Aim => Where a line contains the word "Костычева", copy that line in full.

Entries supplied =>
* START *

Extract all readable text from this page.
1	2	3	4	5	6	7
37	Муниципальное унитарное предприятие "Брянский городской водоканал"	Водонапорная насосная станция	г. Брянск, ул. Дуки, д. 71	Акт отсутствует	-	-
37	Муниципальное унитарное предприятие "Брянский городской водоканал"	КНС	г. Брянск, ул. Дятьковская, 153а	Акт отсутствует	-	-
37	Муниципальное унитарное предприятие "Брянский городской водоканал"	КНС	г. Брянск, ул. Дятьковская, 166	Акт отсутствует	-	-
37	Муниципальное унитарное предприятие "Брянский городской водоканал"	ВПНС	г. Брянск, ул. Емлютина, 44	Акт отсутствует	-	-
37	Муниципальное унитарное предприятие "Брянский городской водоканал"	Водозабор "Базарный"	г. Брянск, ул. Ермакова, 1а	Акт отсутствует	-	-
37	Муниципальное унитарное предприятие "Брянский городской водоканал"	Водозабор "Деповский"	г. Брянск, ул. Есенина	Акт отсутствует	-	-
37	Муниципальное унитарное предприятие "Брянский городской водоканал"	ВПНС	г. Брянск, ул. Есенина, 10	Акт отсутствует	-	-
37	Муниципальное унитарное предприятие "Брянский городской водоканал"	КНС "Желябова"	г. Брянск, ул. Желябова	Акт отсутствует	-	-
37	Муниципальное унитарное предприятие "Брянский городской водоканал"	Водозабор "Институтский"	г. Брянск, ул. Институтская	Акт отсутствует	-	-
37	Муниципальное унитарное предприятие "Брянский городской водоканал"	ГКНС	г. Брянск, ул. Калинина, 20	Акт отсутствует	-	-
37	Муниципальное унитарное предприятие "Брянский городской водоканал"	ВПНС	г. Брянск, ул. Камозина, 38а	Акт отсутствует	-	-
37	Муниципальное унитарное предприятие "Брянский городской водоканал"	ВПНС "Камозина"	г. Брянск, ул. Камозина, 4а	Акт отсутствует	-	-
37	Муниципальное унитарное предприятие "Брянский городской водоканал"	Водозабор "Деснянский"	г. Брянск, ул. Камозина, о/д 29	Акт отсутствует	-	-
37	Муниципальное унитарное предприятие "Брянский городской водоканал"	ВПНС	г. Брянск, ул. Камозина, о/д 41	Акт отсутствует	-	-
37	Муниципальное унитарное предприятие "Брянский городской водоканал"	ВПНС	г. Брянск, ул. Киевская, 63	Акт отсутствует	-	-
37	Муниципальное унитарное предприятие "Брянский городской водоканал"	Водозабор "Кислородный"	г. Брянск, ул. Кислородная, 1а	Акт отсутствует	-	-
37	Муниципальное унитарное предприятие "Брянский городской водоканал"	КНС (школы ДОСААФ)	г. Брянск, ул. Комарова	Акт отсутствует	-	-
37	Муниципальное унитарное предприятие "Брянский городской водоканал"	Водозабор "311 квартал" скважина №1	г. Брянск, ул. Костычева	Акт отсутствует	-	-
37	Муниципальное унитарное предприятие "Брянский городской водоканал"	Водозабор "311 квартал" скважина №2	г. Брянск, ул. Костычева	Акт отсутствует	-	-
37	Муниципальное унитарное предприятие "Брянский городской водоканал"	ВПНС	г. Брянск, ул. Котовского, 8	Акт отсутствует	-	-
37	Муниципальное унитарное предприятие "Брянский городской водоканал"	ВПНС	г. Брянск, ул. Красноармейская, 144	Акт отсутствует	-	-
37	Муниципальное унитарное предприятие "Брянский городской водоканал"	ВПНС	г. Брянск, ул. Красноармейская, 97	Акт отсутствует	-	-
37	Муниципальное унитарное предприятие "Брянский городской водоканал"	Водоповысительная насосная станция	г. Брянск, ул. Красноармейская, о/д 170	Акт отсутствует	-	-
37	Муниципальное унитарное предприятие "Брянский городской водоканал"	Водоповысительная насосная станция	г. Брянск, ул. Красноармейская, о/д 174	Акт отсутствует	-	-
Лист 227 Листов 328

* END *

Complete response =>
37	Муниципальное унитарное предприятие "Брянский городской водоканал"	Водозабор "311 квартал" скважина №1	г. Брянск, ул. Костычева	Акт отсутствует	-	-
37	Муниципальное унитарное предприятие "Брянский городской водоканал"	Водозабор "311 квартал" скважина №2	г. Брянск, ул. Костычева	Акт отсутствует	-	-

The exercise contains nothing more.